>> START Document

If indeed, as we all appear to accept, such agreements are good for citizens and businesses, we want to make sure that there is no undue delay in rolling out those benefits. There is a public interest in ensuring that implementation and scrutiny mechanisms are proportionate—again, a word that shone out from the contributions we have heard—in striking the important balance between timely implementation and appropriate scrutiny. If I may make one point about the contribution by the right hon. Member for Tottenham, I think it is fair to say that he did not dwell particularly on the scrutiny procedures that are in place. I will develop that a little bit, and I hope that will put his mind at rest. I do not suppose that I will be able to get him to join us on the Government Benches, but I live in hope.
The provisions are necessary and proportionate because the agreements are recognised across the House as manifestly in the public interest. If I may say respectfully to my hon. Friend the Member for Huntingdon (Mr Djanogly), one of the principal points he made actually, I suggest, undermined his argument. He said, “These are very rarely party political.” The right hon. Member for Tottenham said, “I don’t recall it being vaguely contentious.” He is absolutely right. These agreements are not contentious.
Indeed, if we look at the previous Lugano convention in 2007, or at the previous Hague conventions, which we are introducing under clause 1, nobody ever prayed against them. Equally, on the old Lugano convention—the 1988 one, which preceded the 2007 one—I think only three of their lordships spoke in the other place, there were no amendments and nothing was said here. We must ask ourselves: if my hon. Friends accept that this is non-contentious, why go for what might be perceived to be the disproportionate step?
I intervene only because the Minister suggested that I said something. I may have said that this is not party political, but that does not mean to say that it is not important, complicated and potentially contentious—but not for party political reasons.
But ultimately, my hon. Friend cannot have it both ways. If we accept that it is not contentious, it is important that the mechanisms that are in place are proportionate to that. Indeed, the Opposition knew this when they were in government, because of course all these rule-making powers were on the statute book and they did not repeal them. There was the Administration of Justice Act 1920, the Foreign Judgments (Reciprocal Enforcement) Act 1933, the Maintenance Orders (Reciprocal Enforcement) Act 1972—I could go on. They stayed on the statute book because they are not really offensive to the constitutional balance that we enjoy, but not only were they not repealed; they were used.
The right hon. Member for Tottenham knows that because he was the Minister at the time. He was Minister at the Department for Constitutional Affairs when the British Government used the Foreign Judgments (Reciprocal Enforcement) Act 1933 to bring into force an international agreement with who? With Israel. He knows that because he was the Minister at the time. Who was the Lord Chancellor at the time? Lord Falconer. The right hon. Gentleman cannot very well say that these are a monstrous and egregious affront to our constitution when they were used, because they were used a second time in 2007. They created a power to give effect to bilateral agreements with the United States on reciprocal enforcement of family maintenance orders.

>> END Document
>> START Data extract

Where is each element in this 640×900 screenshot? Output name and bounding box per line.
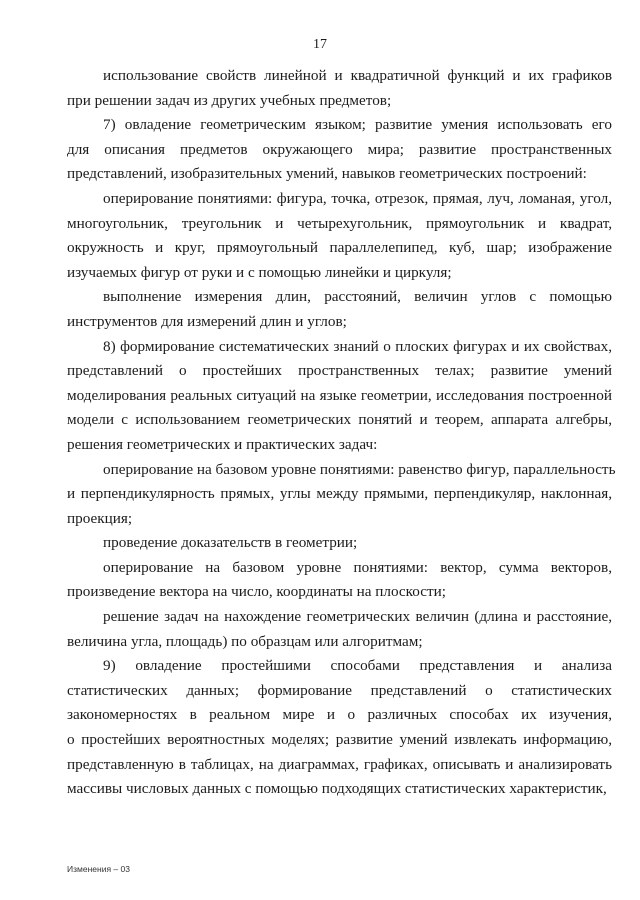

>> END Data extract

» To be done:
[1] According to the debate excerpt, why are the provisions necessary and proportionate? Answer in one to three sentences.
[2] Translate this sentence from the debate excerpt into French: "The provisions are necessary and proportionate because the agreements are recognised across the House as manifestly in the public interest."
[3] Carry the debate excerpt forward from its last sentence, keeping the Minister's voice and line of argument.

» Results for each task:
[1] The provisions are necessary and proportionate because the agreements are recognized across the House as manifestly in the public interest.

[2] Les dispositions sont nécessaires et proportionnées, car les accords sont reconnus dans toute la Chambre comme étant manifestement d'intérêt public.

[3]
Just to complete that point, not only were those powers used; the right hon. Gentleman, for whom I have enormous respect, created new ones of his own. In 2005—[Interruption.] He is laughing, but he knows it is true. He was the Bill Minister on the Mental Capacity Act 2005, which, incidentally, on this very rainy weekend I had a chance to re-read. That Act created a wide delegated power to introduce international agreements in that area.
I do not want to labour this point too much, but I had a chance to look at proceedings in Committee on that Bill, during which a Conservative hon. Member talked about that specific power and effectively asked the right hon. Gentleman, “Is he sure that he wants to do this?” He added:
“Those in another place get very excited about any sort of Henry VIII clause.”
The right hon. Gentleman responded, effectively, “Don’t worry,” saying that
“they are technical and necessary provisions.”––[Official Report, Mental Capacity Public Bill Committee, 4 November 2004; c. 406-407.]
Is not that precisely the point? What was technical and necessary when he was in government has now become an egregious affront to our constitution.
But the point is that when we were in the European Union and the European Union had competence to enter into PIL agreements, those would be brought into effect in the United Kingdom via the doctrine of direct effect. What role did this Parliament have? None. We are seeking to introduce much more by way of parliamentary scrutiny—the points, respectfully, that the right hon. Gentleman did not advert to. First, there is the CRaG procedure, and secondly there is the affirmative procedure.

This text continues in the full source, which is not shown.